EXERCISE BRIEF: Pick out and copy every line below that has the word "психологической".

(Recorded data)
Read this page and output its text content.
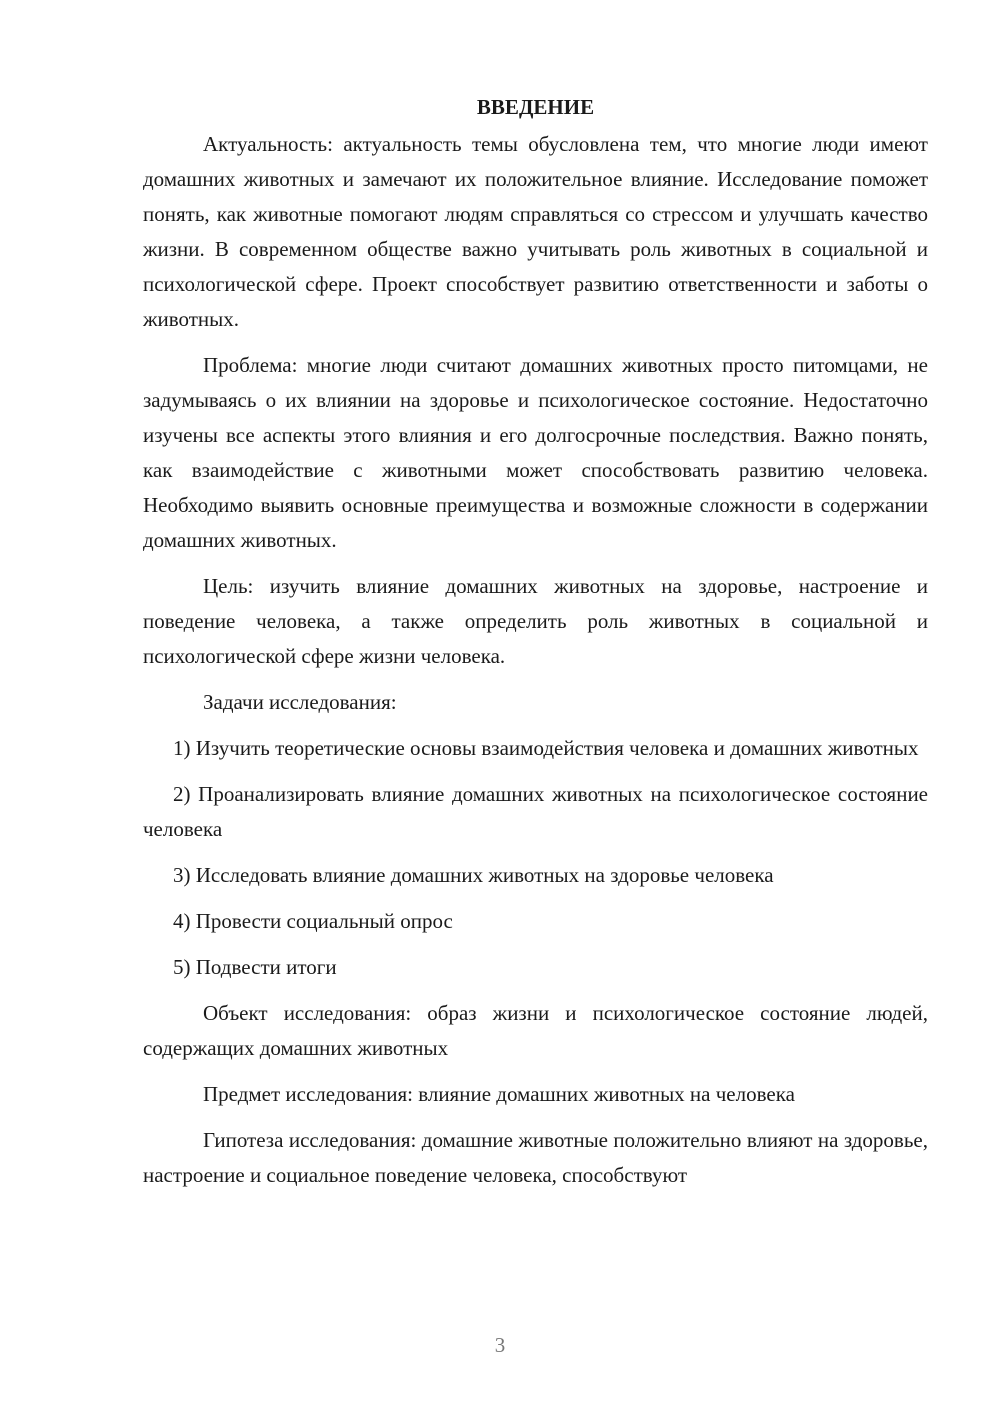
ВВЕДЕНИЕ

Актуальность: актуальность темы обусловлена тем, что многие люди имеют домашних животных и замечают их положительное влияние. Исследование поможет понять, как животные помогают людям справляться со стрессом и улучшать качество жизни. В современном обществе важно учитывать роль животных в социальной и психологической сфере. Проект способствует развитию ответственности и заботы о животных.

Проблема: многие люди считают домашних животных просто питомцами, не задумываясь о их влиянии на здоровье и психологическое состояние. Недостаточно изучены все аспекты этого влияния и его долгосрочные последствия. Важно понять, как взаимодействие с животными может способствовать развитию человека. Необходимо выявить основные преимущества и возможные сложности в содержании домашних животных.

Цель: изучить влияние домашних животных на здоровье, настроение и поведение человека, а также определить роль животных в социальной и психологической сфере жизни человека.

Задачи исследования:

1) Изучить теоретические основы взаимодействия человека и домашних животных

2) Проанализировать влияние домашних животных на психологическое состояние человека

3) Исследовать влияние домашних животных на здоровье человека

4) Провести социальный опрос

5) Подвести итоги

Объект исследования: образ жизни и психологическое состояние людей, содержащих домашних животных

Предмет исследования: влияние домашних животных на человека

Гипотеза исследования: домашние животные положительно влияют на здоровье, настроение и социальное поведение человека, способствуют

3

OUTPUT BELOW:
Актуальность: актуальность темы обусловлена тем, что многие люди имеют домашних животных и замечают их положительное влияние. Исследование поможет понять, как животные помогают людям справляться со стрессом и улучшать качество жизни. В современном обществе важно учитывать роль животных в социальной и психологической сфере. Проект способствует развитию ответственности и заботы о животных.
Цель: изучить влияние домашних животных на здоровье, настроение и поведение человека, а также определить роль животных в социальной и психологической сфере жизни человека.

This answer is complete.